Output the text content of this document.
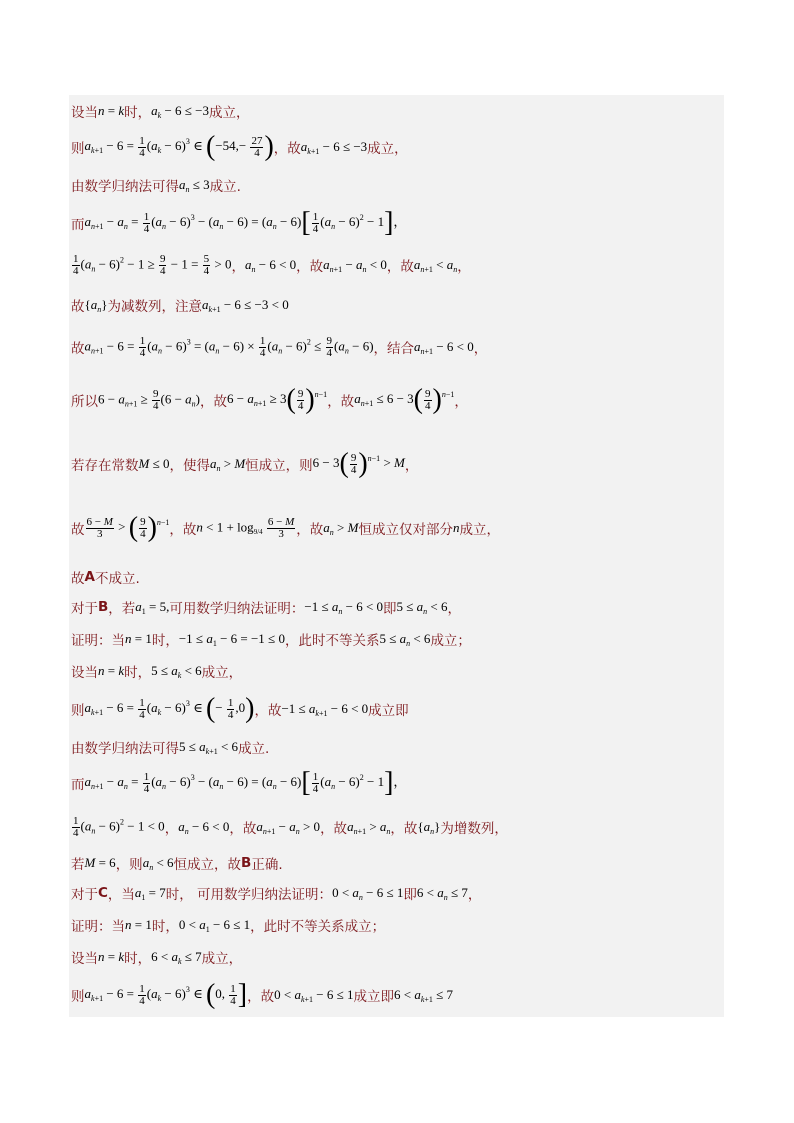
设当 n = k 时， $a_k - 6 \le -3$ 成立，
则 $a_{k+1} - 6 = \frac{1}{4} (a_k - 6)^3$ ∈ ($-54,- \frac{27}{4}$ ) ，故 $a_{k+1} - 6 \le -3$ 成立，
由数学归纳法可得 $a_n \le 3$ 成立.
而 $a_{n+1} - a_n = \frac{1}{4} (a_n - 6)^3 - (a_n - 6) = (a_n - 6)[ \frac{1}{4} (a_n - 6)^2 - 1]$，
$\frac{1}{4} (a_n - 6)^2 - 1 \ge \frac{9}{4} - 1 = \frac{5}{4} > 0$ ， $a_n - 6 < 0$ ，故 $a_{n+1} - a_n < 0$ ，故 $a_{n+1} < a_n$ ，
故 $\{a_n\}$ 为减数列，注意 $a_{k+1} - 6 \le -3 < 0$
故 $a_{n+1} - 6 = \frac{1}{4} (a_n - 6)^3 = (a_n - 6) \times \frac{1}{4} (a_n - 6)^2 \le \frac{9}{4} (a_n - 6)$ ，结合 $a_{n+1} - 6 < 0$ ，
所以 $6 - a_{n+1} \ge \frac{9}{4} (6 - a_n)$ ，故 $6 - a_{n+1} \ge 3( \frac{9}{4} )^{n-1}$ ，故 $a_{n+1} \le 6 - 3( \frac{9}{4} )^{n-1}$ ，
若存在常数 M ≤ 0 ，使得 $a_n > M$ 恒成立，则 $6 - 3( \frac{9}{4} )^{n-1} > M$ ，
故 $\frac{6 - M}{3}$ > ( $\frac{9}{4} )^{n-1}$ ，故 $n < 1 + \log_{9/4} \frac{6 - M}{3}$ ，故 $a_n > M$ 恒成立仅对部分 n 成立，
故 A 不成立.
对于 B ，若 $a_1 = 5$, 可用数学归纳法证明： $-1 \le a_n - 6 < 0$ 即 $5 \le a_n < 6$ ，
证明：当 n = 1 时， $-1 \le a_1 - 6 = -1 \le 0$ ，此时不等关系 $5 \le a_n < 6$ 成立；
设当 n = k 时， $5 \le a_k < 6$ 成立，
则 $a_{k+1} - 6 = \frac{1}{4} (a_k - 6)^3$ ∈ (− $\frac{1}{4} ,0$) ，故 $-1 \le a_{k+1} - 6 < 0$ 成立即
由数学归纳法可得 $5 \le a_{k+1} < 6$ 成立.
而 $a_{n+1} - a_n = \frac{1}{4} (a_n - 6)^3 - (a_n - 6) = (a_n - 6)[ \frac{1}{4} (a_n - 6)^2 - 1]$，
$\frac{1}{4} (a_n - 6)^2 - 1 < 0$ ， $a_n - 6 < 0$ ，故 $a_{n+1} - a_n > 0$ ，故 $a_{n+1} > a_n$ ，故 $\{a_n\}$ 为增数列，
若 M = 6 ，则 $a_n < 6$ 恒成立，故 B 正确.
对于 C ，当 $a_1 = 7$ 时， 可用数学归纳法证明： $0 < a_n - 6 \le 1$ 即 $6 < a_n \le 7$ ，
证明：当 n = 1 时， $0 < a_1 - 6 \le 1$ ，此时不等关系成立；
设当 n = k 时， $6 < a_k \le 7$ 成立，
则 $a_{k+1} - 6 = \frac{1}{4} (a_k - 6)^3$ ∈ (0, $\frac{1}{4}$ ] ，故 $0 < a_{k+1} - 6 \le 1$ 成立即 $6 < a_{k+1} \le 7$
________
WHAT YOU NEED TO DO: Make an exact copy of the records above, with the pictures left out.

ANSWER FOR THE TASK:
Output the text content of this document.
设当 n = k 时， $a_k - 6 \le -3$ 成立，
则 $a_{k+1} - 6 = \frac{1}{4} (a_k - 6)^3$ ∈ ($-54,- \frac{27}{4}$ ) ，故 $a_{k+1} - 6 \le -3$ 成立，
由数学归纳法可得 $a_n \le 3$ 成立.
而 $a_{n+1} - a_n = \frac{1}{4} (a_n - 6)^3 - (a_n - 6) = (a_n - 6)[ \frac{1}{4} (a_n - 6)^2 - 1]$，
$\frac{1}{4} (a_n - 6)^2 - 1 \ge \frac{9}{4} - 1 = \frac{5}{4} > 0$ ， $a_n - 6 < 0$ ，故 $a_{n+1} - a_n < 0$ ，故 $a_{n+1} < a_n$ ，
故 $\{a_n\}$ 为减数列，注意 $a_{k+1} - 6 \le -3 < 0$
故 $a_{n+1} - 6 = \frac{1}{4} (a_n - 6)^3 = (a_n - 6) \times \frac{1}{4} (a_n - 6)^2 \le \frac{9}{4} (a_n - 6)$ ，结合 $a_{n+1} - 6 < 0$ ，
所以 $6 - a_{n+1} \ge \frac{9}{4} (6 - a_n)$ ，故 $6 - a_{n+1} \ge 3( \frac{9}{4} )^{n-1}$ ，故 $a_{n+1} \le 6 - 3( \frac{9}{4} )^{n-1}$ ，
若存在常数 M ≤ 0 ，使得 $a_n > M$ 恒成立，则 $6 - 3( \frac{9}{4} )^{n-1} > M$ ，
故 $\frac{6 - M}{3}$ > ( $\frac{9}{4} )^{n-1}$ ，故 $n < 1 + \log_{9/4} \frac{6 - M}{3}$ ，故 $a_n > M$ 恒成立仅对部分 n 成立，
故 A 不成立.
对于 B ，若 $a_1 = 5$, 可用数学归纳法证明： $-1 \le a_n - 6 < 0$ 即 $5 \le a_n < 6$ ，
证明：当 n = 1 时， $-1 \le a_1 - 6 = -1 \le 0$ ，此时不等关系 $5 \le a_n < 6$ 成立；
设当 n = k 时， $5 \le a_k < 6$ 成立，
则 $a_{k+1} - 6 = \frac{1}{4} (a_k - 6)^3$ ∈ (− $\frac{1}{4} ,0$) ，故 $-1 \le a_{k+1} - 6 < 0$ 成立即
由数学归纳法可得 $5 \le a_{k+1} < 6$ 成立.
而 $a_{n+1} - a_n = \frac{1}{4} (a_n - 6)^3 - (a_n - 6) = (a_n - 6)[ \frac{1}{4} (a_n - 6)^2 - 1]$，
$\frac{1}{4} (a_n - 6)^2 - 1 < 0$ ， $a_n - 6 < 0$ ，故 $a_{n+1} - a_n > 0$ ，故 $a_{n+1} > a_n$ ，故 $\{a_n\}$ 为增数列，
若 M = 6 ，则 $a_n < 6$ 恒成立，故 B 正确.
对于 C ，当 $a_1 = 7$ 时， 可用数学归纳法证明： $0 < a_n - 6 \le 1$ 即 $6 < a_n \le 7$ ，
证明：当 n = 1 时， $0 < a_1 - 6 \le 1$ ，此时不等关系成立；
设当 n = k 时， $6 < a_k \le 7$ 成立，
则 $a_{k+1} - 6 = \frac{1}{4} (a_k - 6)^3$ ∈ (0, $\frac{1}{4}$ ] ，故 $0 < a_{k+1} - 6 \le 1$ 成立即 $6 < a_{k+1} \le 7$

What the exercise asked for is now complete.